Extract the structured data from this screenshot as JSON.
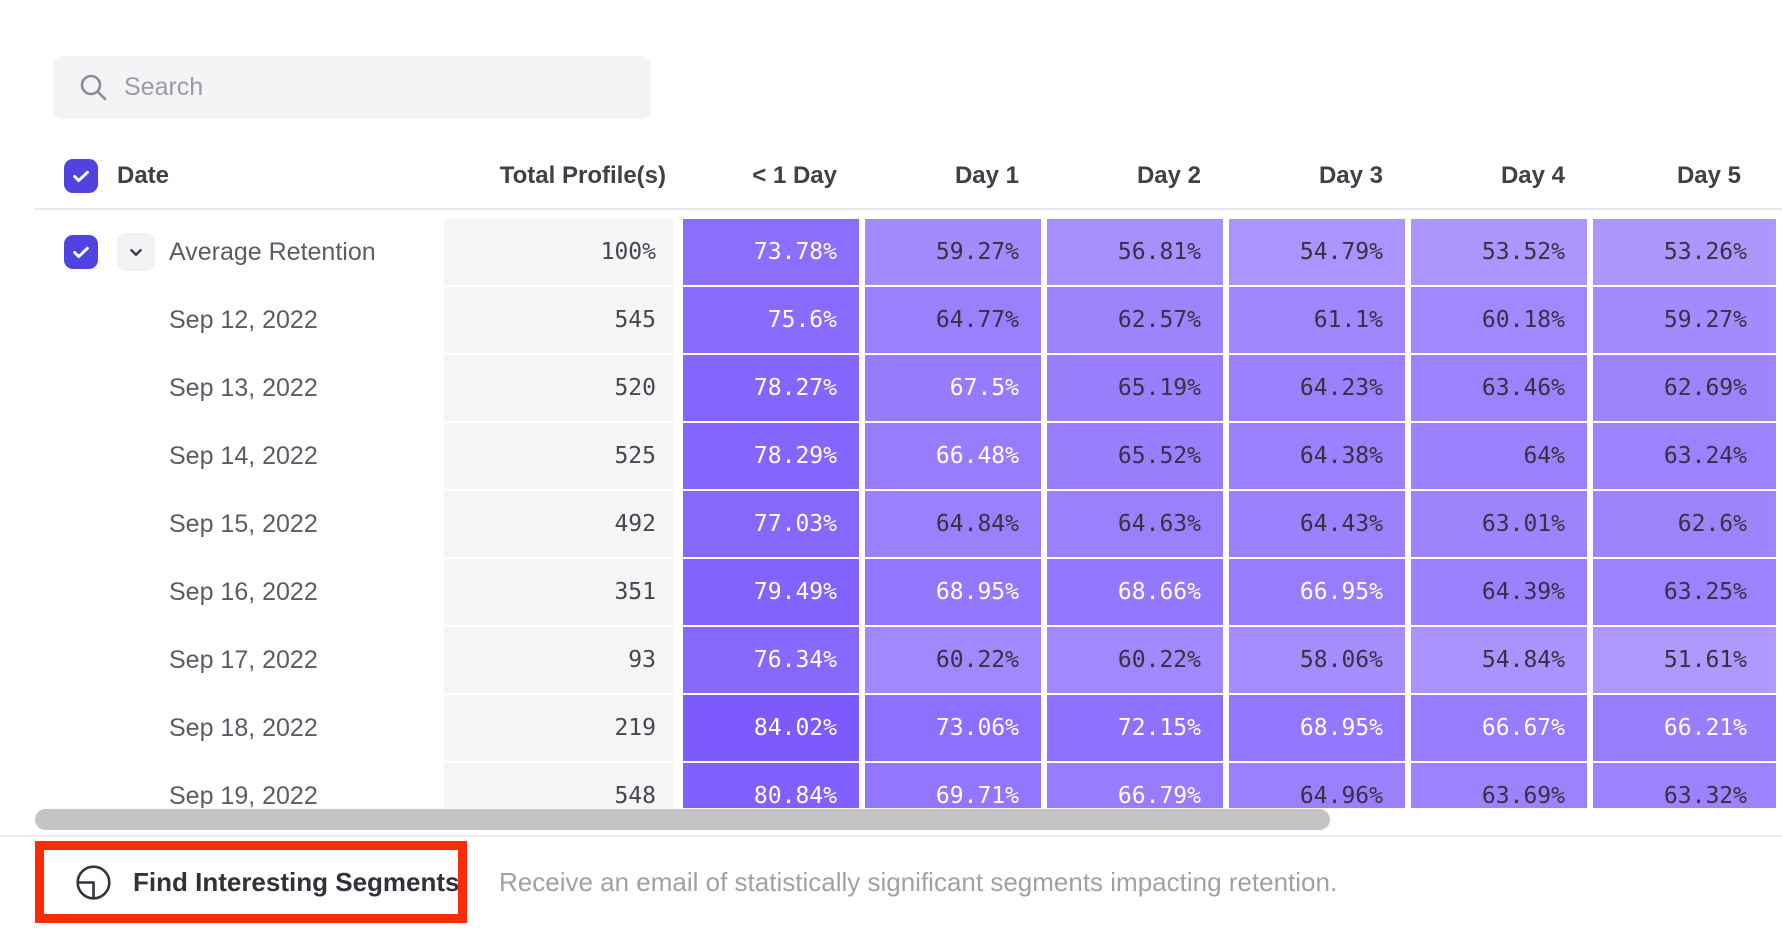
{
  "search": {
    "placeholder": "Search"
  },
  "table": {
    "columns": {
      "date": "Date",
      "total": "Total Profile(s)",
      "days": [
        "< 1 Day",
        "Day 1",
        "Day 2",
        "Day 3",
        "Day 4",
        "Day 5"
      ]
    },
    "average_row": {
      "label": "Average Retention",
      "total": "100%",
      "values": [
        "73.78%",
        "59.27%",
        "56.81%",
        "54.79%",
        "53.52%",
        "53.26%"
      ]
    },
    "rows": [
      {
        "label": "Sep 12, 2022",
        "total": "545",
        "values": [
          "75.6%",
          "64.77%",
          "62.57%",
          "61.1%",
          "60.18%",
          "59.27%"
        ]
      },
      {
        "label": "Sep 13, 2022",
        "total": "520",
        "values": [
          "78.27%",
          "67.5%",
          "65.19%",
          "64.23%",
          "63.46%",
          "62.69%"
        ]
      },
      {
        "label": "Sep 14, 2022",
        "total": "525",
        "values": [
          "78.29%",
          "66.48%",
          "65.52%",
          "64.38%",
          "64%",
          "63.24%"
        ]
      },
      {
        "label": "Sep 15, 2022",
        "total": "492",
        "values": [
          "77.03%",
          "64.84%",
          "64.63%",
          "64.43%",
          "63.01%",
          "62.6%"
        ]
      },
      {
        "label": "Sep 16, 2022",
        "total": "351",
        "values": [
          "79.49%",
          "68.95%",
          "68.66%",
          "66.95%",
          "64.39%",
          "63.25%"
        ]
      },
      {
        "label": "Sep 17, 2022",
        "total": "93",
        "values": [
          "76.34%",
          "60.22%",
          "60.22%",
          "58.06%",
          "54.84%",
          "51.61%"
        ]
      },
      {
        "label": "Sep 18, 2022",
        "total": "219",
        "values": [
          "84.02%",
          "73.06%",
          "72.15%",
          "68.95%",
          "66.67%",
          "66.21%"
        ]
      },
      {
        "label": "Sep 19, 2022",
        "total": "548",
        "values": [
          "80.84%",
          "69.71%",
          "66.79%",
          "64.96%",
          "63.69%",
          "63.32%"
        ]
      }
    ]
  },
  "heatmap": {
    "base_color": "#633bfc",
    "white_text_threshold": 66,
    "dark_text_color": "#363245"
  },
  "colors": {
    "accent_checkbox": "#4f44e0",
    "annotation_red": "#fa2c05",
    "profiles_bg": "#f5f5f6"
  },
  "footer": {
    "button_label": "Find Interesting Segments",
    "description": "Receive an email of statistically significant segments impacting retention."
  }
}
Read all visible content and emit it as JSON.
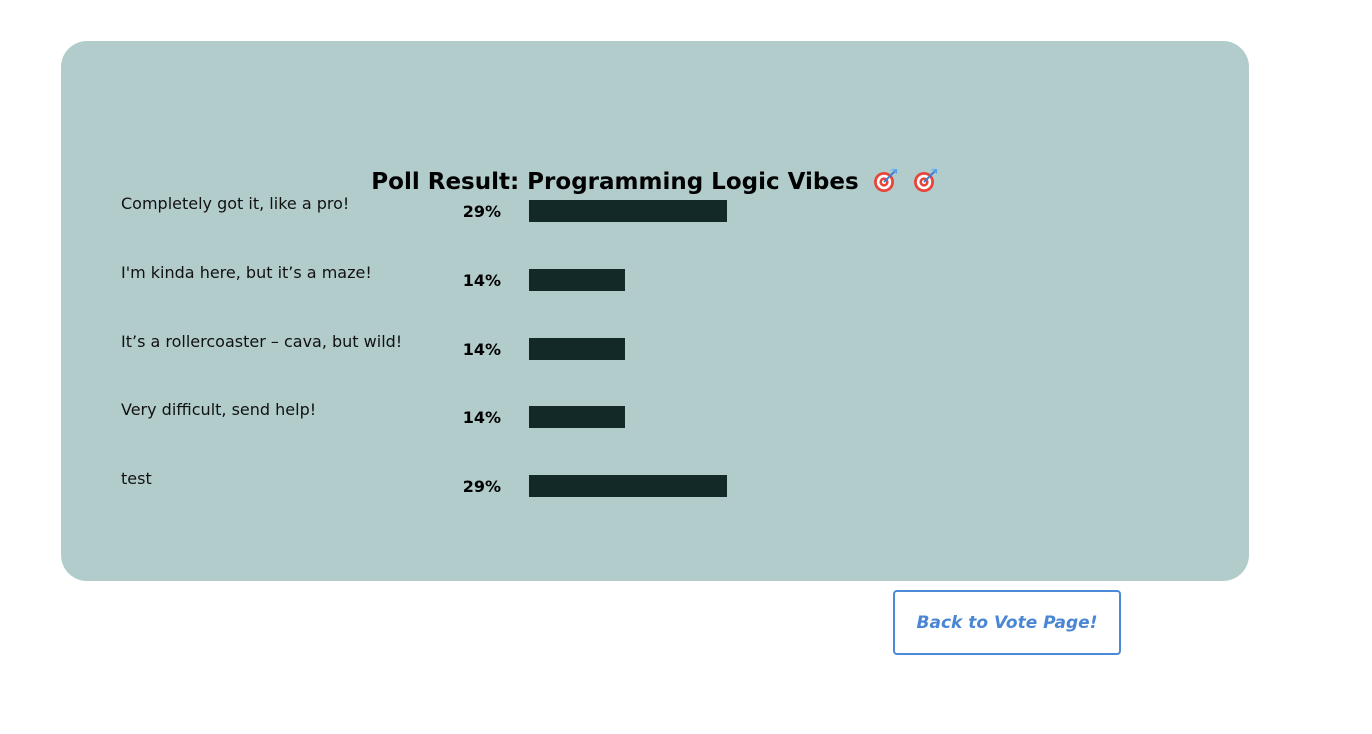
{
  "poll": {
    "title": "Poll Result: Programming Logic Vibes",
    "title_icons": [
      "target-dart-icon",
      "target-dart-icon"
    ],
    "bar_color": "#132928",
    "card_color": "#b2cccc",
    "options": [
      {
        "label": "Completely got it, like a pro!",
        "percent_text": "29%",
        "percent": 29
      },
      {
        "label": "I'm kinda here, but it’s a maze!",
        "percent_text": "14%",
        "percent": 14
      },
      {
        "label": "It’s a rollercoaster – cava, but wild!",
        "percent_text": "14%",
        "percent": 14
      },
      {
        "label": "Very difficult, send help!",
        "percent_text": "14%",
        "percent": 14
      },
      {
        "label": "test",
        "percent_text": "29%",
        "percent": 29
      }
    ]
  },
  "back_button": {
    "label": "Back to Vote Page!",
    "color": "#4a86d4"
  }
}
::::::::
*What is asked*. Identify the lines above with the word "JSON". Copy them.

*Worked answer*.
Extract the structured data from this screenshot as JSON.
Read all visible content and emit it as JSON.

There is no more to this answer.